> TASK DIRECTIONS: Collect the lines of the entries where "korkeus" shows up.
───── SUPPLIED DATA
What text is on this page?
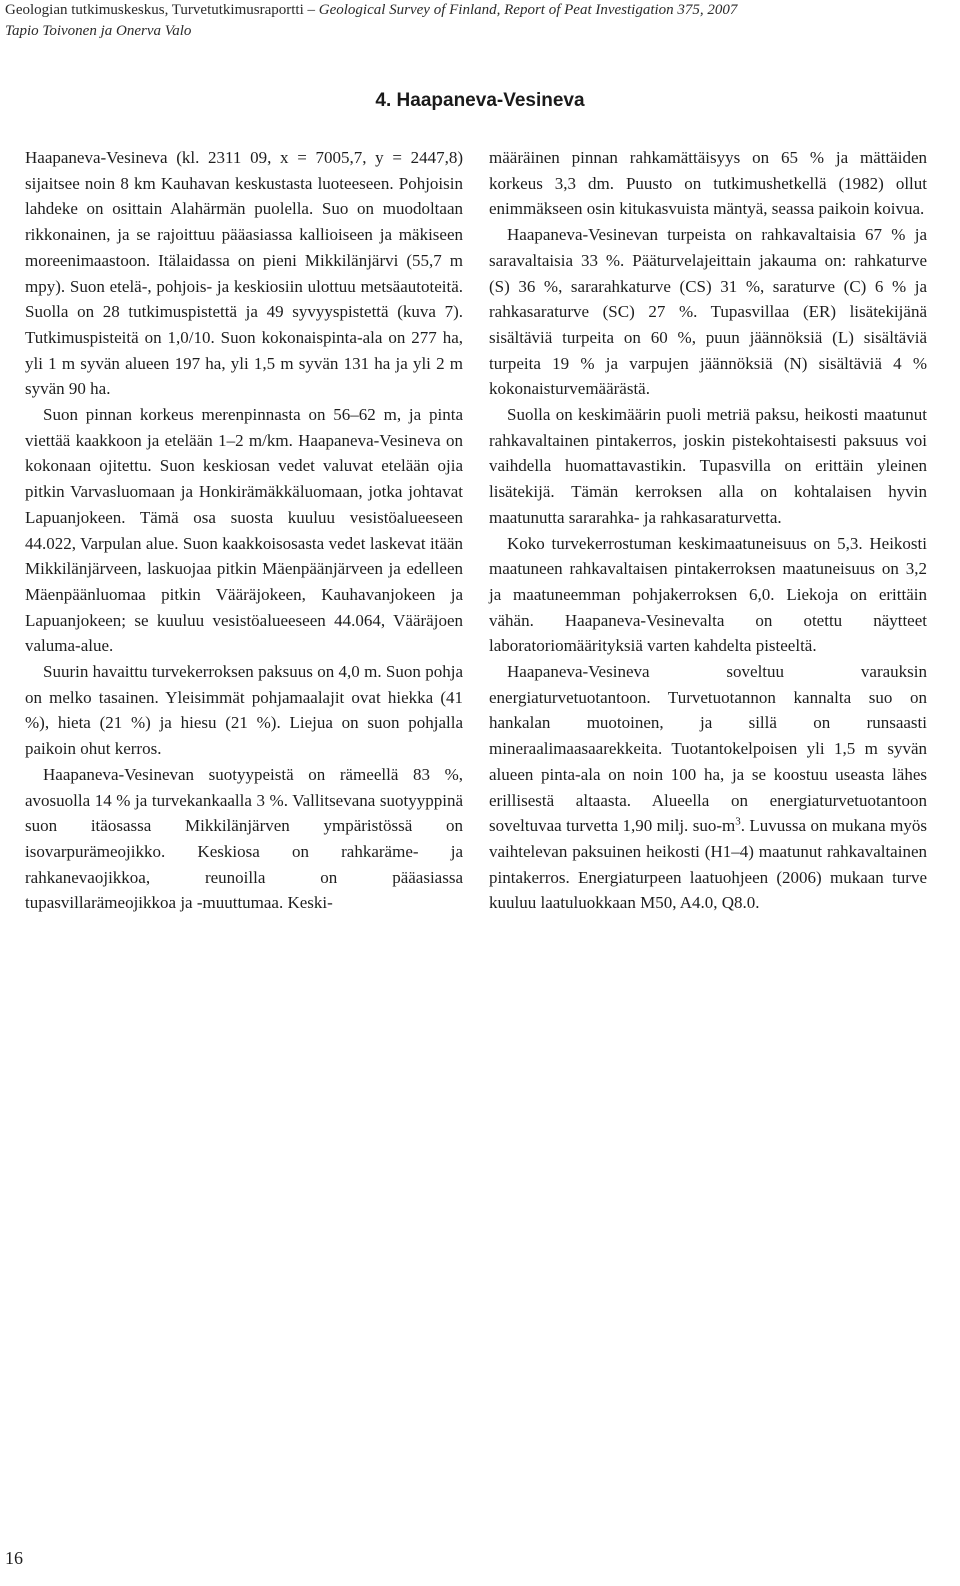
Geologian tutkimuskeskus, Turvetutkimusraportti – Geological Survey of Finland, Report of Peat Investigation 375, 2007
Tapio Toivonen ja Onerva Valo
4. Haapaneva-Vesineva

Haapaneva-Vesineva (kl. 2311 09, x = 7005,7, y = 2447,8) sijaitsee noin 8 km Kauhavan keskustasta luoteeseen. Pohjoisin lahdeke on osittain Alahärmän puolella. Suo on muodoltaan rikkonainen, ja se rajoittuu pääasiassa kallioiseen ja mäkiseen moreenimaastoon. Itälaidassa on pieni Mikkilänjärvi (55,7 m mpy). Suon etelä-, pohjois- ja keskiosiin ulottuu metsäautoteitä. Suolla on 28 tutkimuspistettä ja 49 syvyyspistettä (kuva 7). Tutkimuspisteitä on 1,0/10. Suon kokonaispinta-ala on 277 ha, yli 1 m syvän alueen 197 ha, yli 1,5 m syvän 131 ha ja yli 2 m syvän 90 ha.

Suon pinnan korkeus merenpinnasta on 56–62 m, ja pinta viettää kaakkoon ja etelään 1–2 m/km. Haapaneva-Vesineva on kokonaan ojitettu. Suon keskiosan vedet valuvat etelään ojia pitkin Varvasluomaan ja Honkirämäkkäluomaan, jotka johtavat Lapuanjokeen. Tämä osa suosta kuuluu vesistöalueeseen 44.022, Varpulan alue. Suon kaakkoisosasta vedet laskevat itään Mikkilänjärveen, laskuojaa pitkin Mäenpäänjärveen ja edelleen Mäenpäänluomaa pitkin Vääräjokeen, Kauhavanjokeen ja Lapuanjokeen; se kuuluu vesistöalueeseen 44.064, Vääräjoen valuma-alue.

Suurin havaittu turvekerroksen paksuus on 4,0 m. Suon pohja on melko tasainen. Yleisimmät pohjamaalajit ovat hiekka (41 %), hieta (21 %) ja hiesu (21 %). Liejua on suon pohjalla paikoin ohut kerros.

Haapaneva-Vesinevan suotyypeistä on rämeellä 83 %, avosuolla 14 % ja turvekankaalla 3 %. Vallitsevana suotyyppinä suon itäosassa Mikkilänjärven ympäristössä on isovarpurämeojikko. Keskiosa on rahkaräme- ja rahkanevaojikkoa, reunoilla on pääasiassa tupasvillarämeojikkoa ja -muuttumaa. Keski-

määräinen pinnan rahkamättäisyys on 65 % ja mättäiden korkeus 3,3 dm. Puusto on tutkimushetkellä (1982) ollut enimmäkseen osin kitukasvuista mäntyä, seassa paikoin koivua.

Haapaneva-Vesinevan turpeista on rahkavaltaisia 67 % ja saravaltaisia 33 %. Pääturvelajeittain jakauma on: rahkaturve (S) 36 %, sararahkaturve (CS) 31 %, saraturve (C) 6 % ja rahkasaraturve (SC) 27 %. Tupasvillaa (ER) lisätekijänä sisältäviä turpeita on 60 %, puun jäännöksiä (L) sisältäviä turpeita 19 % ja varpujen jäännöksiä (N) sisältäviä 4 % kokonaisturvemäärästä.

Suolla on keskimäärin puoli metriä paksu, heikosti maatunut rahkavaltainen pintakerros, joskin pistekohtaisesti paksuus voi vaihdella huomattavastikin. Tupasvilla on erittäin yleinen lisätekijä. Tämän kerroksen alla on kohtalaisen hyvin maatunutta sararahka- ja rahkasaraturvetta.

Koko turvekerrostuman keskimaatuneisuus on 5,3. Heikosti maatuneen rahkavaltaisen pintakerroksen maatuneisuus on 3,2 ja maatuneemman pohjakerroksen 6,0. Liekoja on erittäin vähän. Haapaneva-Vesinevalta on otettu näytteet laboratoriomäärityksiä varten kahdelta pisteeltä.

Haapaneva-Vesineva soveltuu varauksin energiaturvetuotantoon. Turvetuotannon kannalta suo on hankalan muotoinen, ja sillä on runsaasti mineraalimaasaarekkeita. Tuotantokelpoisen yli 1,5 m syvän alueen pinta-ala on noin 100 ha, ja se koostuu useasta lähes erillisestä altaasta. Alueella on energiaturvetuotantoon soveltuvaa turvetta 1,90 milj. suo-$m^3$. Luvussa on mukana myös vaihtelevan paksuinen heikosti (H1–4) maatunut rahkavaltainen pintakerros. Energiaturpeen laatuohjeen (2006) mukaan turve kuuluu laatuluokkaan M50, A4.0, Q8.0.

16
──────────
> RIGHT ANSWER:
Suon pinnan korkeus merenpinnasta on 56–62 m, ja pinta viettää kaakkoon ja etelään 1–2 m/km. Haapaneva-Vesineva on kokonaan ojitettu. Suon keskiosan vedet valuvat etelään ojia pitkin Varvasluomaan ja Honkirämäkkäluomaan, jotka johtavat Lapuanjokeen. Tämä osa suosta kuuluu vesistöalueeseen 44.022, Varpulan alue. Suon kaakkoisosasta vedet laskevat itään Mikkilänjärveen, laskuojaa pitkin Mäenpäänjärveen ja edelleen Mäenpäänluomaa pitkin Vääräjokeen, Kauhavanjokeen ja Lapuanjokeen; se kuuluu vesistöalueeseen 44.064, Vääräjoen valuma-alue.
määräinen pinnan rahkamättäisyys on 65 % ja mättäiden korkeus 3,3 dm. Puusto on tutkimushetkellä (1982) ollut enimmäkseen osin kitukasvuista mäntyä, seassa paikoin koivua.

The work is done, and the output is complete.